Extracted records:
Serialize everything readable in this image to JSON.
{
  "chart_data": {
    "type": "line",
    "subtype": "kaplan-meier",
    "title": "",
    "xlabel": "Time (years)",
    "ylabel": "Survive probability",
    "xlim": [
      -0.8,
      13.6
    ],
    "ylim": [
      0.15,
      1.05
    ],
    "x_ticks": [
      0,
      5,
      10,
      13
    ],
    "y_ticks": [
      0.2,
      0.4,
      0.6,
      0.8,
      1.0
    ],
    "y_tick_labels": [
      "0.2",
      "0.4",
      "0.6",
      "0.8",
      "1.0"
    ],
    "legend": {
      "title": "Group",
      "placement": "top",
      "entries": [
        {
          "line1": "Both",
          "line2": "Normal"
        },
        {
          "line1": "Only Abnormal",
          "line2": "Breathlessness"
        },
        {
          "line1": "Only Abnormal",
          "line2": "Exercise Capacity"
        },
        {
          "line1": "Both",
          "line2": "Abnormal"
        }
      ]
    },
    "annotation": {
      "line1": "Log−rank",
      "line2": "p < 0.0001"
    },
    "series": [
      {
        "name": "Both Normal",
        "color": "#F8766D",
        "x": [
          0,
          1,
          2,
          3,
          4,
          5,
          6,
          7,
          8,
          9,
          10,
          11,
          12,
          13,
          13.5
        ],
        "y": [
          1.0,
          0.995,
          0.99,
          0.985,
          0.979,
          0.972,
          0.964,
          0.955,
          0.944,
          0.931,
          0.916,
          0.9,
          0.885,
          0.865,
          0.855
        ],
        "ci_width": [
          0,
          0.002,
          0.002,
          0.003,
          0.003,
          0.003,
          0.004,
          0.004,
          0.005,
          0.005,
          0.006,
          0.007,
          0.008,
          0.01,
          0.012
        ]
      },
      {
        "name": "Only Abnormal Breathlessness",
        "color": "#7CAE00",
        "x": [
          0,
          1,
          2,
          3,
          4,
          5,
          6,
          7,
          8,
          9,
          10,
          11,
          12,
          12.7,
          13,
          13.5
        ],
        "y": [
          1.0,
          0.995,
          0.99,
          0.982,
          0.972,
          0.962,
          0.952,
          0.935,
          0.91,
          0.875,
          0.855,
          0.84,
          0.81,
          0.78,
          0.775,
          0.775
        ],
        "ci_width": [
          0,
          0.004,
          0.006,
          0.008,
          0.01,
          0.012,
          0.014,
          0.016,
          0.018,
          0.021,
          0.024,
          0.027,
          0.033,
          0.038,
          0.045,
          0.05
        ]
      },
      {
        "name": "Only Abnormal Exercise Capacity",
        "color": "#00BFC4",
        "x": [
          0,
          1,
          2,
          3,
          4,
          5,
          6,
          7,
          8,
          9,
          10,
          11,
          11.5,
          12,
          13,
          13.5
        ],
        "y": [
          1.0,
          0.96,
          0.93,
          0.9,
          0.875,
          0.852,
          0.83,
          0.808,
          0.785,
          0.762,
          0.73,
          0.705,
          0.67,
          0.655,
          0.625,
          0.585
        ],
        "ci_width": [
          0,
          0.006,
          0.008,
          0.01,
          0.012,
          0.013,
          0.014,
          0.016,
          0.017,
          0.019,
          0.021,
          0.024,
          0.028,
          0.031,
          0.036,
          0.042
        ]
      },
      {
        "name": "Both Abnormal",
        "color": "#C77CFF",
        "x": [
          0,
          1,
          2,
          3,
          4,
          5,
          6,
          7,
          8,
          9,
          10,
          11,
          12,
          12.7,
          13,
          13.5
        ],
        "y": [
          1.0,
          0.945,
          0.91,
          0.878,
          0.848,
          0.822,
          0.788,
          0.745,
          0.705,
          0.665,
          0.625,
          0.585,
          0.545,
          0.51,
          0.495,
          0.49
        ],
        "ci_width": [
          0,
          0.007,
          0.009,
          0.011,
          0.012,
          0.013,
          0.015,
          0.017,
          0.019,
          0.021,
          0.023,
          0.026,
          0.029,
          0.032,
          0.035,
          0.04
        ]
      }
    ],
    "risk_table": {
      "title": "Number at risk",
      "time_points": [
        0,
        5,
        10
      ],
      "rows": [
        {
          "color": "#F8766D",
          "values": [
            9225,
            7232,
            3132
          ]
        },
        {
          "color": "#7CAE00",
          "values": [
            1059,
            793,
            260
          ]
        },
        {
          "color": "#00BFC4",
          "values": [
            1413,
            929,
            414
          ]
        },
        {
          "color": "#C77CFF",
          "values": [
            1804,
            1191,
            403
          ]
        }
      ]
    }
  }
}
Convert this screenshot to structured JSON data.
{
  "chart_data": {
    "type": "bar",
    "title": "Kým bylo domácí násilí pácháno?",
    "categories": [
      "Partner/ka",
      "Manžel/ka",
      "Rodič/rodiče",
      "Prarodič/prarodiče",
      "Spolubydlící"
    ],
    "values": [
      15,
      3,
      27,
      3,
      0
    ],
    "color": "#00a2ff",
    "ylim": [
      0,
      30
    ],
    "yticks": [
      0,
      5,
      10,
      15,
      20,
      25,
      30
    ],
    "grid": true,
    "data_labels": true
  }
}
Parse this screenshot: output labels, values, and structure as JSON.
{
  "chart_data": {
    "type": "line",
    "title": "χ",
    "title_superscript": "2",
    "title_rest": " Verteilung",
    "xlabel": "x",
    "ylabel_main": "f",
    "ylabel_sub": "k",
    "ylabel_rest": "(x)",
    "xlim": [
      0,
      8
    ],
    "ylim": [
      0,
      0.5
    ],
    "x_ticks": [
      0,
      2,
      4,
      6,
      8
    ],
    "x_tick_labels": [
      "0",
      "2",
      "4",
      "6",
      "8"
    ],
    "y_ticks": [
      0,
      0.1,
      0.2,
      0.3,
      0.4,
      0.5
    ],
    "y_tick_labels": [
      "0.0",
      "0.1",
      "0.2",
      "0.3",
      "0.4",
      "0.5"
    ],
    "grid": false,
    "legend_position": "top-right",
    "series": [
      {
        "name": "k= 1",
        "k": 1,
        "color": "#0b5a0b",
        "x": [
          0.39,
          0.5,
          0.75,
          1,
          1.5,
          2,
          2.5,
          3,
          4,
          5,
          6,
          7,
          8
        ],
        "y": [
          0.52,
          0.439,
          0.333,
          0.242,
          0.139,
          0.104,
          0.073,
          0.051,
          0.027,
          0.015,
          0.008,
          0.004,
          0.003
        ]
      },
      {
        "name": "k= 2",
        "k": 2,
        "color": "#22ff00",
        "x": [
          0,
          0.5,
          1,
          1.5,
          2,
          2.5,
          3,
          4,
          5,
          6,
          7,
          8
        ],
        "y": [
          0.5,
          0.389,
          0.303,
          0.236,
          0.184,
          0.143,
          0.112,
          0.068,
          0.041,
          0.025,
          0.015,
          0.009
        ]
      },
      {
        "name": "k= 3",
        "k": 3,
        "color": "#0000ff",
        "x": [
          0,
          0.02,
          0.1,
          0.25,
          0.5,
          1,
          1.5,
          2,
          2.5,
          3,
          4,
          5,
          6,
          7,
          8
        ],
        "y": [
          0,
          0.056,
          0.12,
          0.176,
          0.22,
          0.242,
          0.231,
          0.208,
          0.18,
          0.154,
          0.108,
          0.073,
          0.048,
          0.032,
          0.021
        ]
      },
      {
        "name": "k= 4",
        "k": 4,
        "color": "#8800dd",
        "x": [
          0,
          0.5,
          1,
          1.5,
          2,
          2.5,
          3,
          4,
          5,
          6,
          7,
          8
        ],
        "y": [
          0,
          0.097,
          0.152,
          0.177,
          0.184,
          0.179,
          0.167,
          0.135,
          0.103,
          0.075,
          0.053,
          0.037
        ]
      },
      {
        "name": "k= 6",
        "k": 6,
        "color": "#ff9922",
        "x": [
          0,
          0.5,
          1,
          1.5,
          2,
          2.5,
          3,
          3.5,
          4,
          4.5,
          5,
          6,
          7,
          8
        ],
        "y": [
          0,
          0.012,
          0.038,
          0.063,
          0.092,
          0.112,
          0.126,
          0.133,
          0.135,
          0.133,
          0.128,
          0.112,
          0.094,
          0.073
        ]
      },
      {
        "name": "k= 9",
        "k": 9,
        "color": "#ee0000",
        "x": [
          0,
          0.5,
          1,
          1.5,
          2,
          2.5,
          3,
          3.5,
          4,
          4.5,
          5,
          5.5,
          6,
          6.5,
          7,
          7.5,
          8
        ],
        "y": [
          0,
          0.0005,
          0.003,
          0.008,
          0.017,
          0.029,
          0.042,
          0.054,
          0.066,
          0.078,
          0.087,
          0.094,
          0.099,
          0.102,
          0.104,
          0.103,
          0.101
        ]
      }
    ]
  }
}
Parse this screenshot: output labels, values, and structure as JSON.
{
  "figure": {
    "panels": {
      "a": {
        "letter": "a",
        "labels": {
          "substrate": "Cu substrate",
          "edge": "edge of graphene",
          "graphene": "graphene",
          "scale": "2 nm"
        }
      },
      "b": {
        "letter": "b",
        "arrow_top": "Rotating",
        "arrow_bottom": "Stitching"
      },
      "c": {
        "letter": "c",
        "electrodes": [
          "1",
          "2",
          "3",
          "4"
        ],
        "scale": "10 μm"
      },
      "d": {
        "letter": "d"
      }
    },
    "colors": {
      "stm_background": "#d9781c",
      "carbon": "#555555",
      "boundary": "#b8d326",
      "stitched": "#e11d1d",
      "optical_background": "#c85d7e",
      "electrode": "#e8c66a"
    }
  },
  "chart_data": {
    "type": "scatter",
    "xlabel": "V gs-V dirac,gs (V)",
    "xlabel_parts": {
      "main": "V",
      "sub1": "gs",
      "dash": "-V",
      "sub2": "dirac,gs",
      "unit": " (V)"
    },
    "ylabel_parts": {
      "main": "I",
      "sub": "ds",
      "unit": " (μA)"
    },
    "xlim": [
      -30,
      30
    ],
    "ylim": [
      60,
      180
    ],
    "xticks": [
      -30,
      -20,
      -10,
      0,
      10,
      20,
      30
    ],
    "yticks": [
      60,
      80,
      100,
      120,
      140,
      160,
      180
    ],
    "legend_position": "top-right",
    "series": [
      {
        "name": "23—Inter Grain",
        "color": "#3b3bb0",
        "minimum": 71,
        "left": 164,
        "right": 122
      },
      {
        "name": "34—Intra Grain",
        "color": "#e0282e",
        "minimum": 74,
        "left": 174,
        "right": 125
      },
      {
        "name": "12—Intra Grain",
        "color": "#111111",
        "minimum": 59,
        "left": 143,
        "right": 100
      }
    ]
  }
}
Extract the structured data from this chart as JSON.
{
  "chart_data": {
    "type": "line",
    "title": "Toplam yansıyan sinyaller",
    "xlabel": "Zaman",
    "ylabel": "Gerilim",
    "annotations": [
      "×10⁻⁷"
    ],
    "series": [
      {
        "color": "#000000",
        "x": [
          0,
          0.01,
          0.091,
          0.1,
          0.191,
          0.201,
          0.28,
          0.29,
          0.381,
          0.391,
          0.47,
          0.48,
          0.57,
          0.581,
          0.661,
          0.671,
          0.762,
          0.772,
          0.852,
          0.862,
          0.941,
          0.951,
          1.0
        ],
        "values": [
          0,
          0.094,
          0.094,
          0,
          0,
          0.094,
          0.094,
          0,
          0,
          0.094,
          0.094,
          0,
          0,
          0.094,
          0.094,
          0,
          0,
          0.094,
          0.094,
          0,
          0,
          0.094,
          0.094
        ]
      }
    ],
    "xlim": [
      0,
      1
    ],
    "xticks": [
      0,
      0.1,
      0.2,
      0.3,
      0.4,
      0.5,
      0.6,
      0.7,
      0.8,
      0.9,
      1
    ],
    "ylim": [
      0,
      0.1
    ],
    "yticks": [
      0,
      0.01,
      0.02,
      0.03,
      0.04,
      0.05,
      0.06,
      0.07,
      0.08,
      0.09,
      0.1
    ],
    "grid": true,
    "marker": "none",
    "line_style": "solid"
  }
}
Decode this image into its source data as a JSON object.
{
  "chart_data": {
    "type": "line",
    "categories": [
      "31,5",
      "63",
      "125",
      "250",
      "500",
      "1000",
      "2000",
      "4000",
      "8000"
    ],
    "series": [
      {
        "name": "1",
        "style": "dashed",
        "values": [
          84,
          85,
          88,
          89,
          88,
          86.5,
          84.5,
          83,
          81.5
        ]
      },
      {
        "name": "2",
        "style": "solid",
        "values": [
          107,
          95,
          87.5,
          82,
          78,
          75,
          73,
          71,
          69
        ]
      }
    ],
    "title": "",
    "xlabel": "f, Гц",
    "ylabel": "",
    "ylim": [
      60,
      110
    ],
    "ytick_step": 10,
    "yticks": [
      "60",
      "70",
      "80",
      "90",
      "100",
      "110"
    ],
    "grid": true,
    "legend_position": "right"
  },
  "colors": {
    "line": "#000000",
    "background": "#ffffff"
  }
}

EXERCISE TASK: Copy every line in the listing above where the string "Capacity" turns up.

SOLUTION FOR THIS EXERCISE:
          "line2": "Exercise Capacity"
        "name": "Only Abnormal Exercise Capacity",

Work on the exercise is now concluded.